EXERCISE DETAILS: Give only the number of lines below that contain the word "характера".

AVAILABLE RECORDS:
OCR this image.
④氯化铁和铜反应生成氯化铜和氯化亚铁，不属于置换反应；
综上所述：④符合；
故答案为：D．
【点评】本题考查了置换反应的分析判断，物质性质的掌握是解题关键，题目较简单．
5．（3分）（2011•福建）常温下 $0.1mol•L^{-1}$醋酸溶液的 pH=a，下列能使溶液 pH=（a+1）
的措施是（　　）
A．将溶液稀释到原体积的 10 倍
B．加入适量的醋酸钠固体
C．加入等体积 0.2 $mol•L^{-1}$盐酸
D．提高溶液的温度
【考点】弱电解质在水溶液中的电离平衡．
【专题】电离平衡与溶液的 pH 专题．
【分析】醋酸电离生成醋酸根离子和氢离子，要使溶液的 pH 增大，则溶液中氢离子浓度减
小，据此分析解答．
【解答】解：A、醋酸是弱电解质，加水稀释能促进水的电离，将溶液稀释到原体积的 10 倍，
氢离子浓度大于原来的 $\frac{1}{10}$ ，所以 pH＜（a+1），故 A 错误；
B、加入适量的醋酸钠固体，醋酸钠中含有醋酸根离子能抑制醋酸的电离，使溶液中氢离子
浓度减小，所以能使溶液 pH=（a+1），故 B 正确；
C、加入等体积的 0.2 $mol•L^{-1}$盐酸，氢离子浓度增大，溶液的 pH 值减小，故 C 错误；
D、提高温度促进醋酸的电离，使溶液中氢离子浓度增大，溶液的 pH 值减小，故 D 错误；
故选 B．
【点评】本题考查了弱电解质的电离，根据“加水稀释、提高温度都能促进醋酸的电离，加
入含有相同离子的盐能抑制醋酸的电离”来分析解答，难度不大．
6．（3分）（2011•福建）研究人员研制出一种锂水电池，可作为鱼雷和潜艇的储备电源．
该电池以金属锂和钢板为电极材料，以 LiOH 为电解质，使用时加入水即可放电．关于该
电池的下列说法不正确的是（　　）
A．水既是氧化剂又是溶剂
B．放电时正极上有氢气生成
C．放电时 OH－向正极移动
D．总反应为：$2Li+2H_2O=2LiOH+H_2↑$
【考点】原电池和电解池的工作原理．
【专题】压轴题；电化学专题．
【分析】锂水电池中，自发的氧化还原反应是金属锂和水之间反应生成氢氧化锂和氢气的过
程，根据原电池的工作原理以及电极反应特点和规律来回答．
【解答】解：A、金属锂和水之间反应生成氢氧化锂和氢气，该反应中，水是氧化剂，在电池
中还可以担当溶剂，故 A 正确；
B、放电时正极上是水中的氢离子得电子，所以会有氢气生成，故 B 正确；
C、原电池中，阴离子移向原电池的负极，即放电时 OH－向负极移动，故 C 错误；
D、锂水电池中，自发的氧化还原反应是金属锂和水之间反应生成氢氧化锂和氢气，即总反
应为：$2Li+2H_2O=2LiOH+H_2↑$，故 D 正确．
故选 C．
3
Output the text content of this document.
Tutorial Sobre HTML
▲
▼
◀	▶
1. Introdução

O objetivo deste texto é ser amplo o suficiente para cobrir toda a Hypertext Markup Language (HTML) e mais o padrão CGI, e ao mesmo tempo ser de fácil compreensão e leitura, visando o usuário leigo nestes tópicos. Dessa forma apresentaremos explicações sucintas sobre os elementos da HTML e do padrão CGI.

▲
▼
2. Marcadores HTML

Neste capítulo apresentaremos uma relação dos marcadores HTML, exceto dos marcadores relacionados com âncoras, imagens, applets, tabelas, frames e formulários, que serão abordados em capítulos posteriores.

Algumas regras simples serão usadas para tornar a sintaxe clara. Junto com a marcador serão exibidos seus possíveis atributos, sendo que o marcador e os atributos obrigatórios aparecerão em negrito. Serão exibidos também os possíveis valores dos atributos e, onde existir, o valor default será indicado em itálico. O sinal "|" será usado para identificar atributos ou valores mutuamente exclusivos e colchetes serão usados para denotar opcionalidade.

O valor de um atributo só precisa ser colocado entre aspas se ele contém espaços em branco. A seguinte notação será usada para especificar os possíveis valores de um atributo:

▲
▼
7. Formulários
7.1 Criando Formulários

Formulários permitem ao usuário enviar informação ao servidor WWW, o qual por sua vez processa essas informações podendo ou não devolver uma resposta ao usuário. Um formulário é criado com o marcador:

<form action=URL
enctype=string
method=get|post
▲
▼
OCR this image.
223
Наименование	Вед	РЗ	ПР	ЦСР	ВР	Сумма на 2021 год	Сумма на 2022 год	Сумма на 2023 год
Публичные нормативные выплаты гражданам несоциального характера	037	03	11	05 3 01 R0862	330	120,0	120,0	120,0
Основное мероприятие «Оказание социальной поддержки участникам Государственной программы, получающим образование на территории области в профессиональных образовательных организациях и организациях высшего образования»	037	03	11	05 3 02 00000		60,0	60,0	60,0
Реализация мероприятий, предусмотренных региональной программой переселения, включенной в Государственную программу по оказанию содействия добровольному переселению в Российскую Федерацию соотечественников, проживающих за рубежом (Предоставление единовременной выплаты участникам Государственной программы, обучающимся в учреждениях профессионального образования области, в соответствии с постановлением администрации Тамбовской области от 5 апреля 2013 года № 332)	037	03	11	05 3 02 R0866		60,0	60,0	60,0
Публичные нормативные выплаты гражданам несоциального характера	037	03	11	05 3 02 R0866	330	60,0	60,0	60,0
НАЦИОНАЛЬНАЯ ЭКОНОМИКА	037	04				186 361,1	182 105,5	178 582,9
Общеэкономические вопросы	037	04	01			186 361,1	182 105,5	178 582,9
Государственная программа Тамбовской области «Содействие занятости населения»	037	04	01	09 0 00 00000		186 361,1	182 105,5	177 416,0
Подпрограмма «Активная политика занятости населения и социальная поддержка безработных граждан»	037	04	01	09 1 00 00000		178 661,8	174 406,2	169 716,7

ANSWER TO THE PROBLEM: 2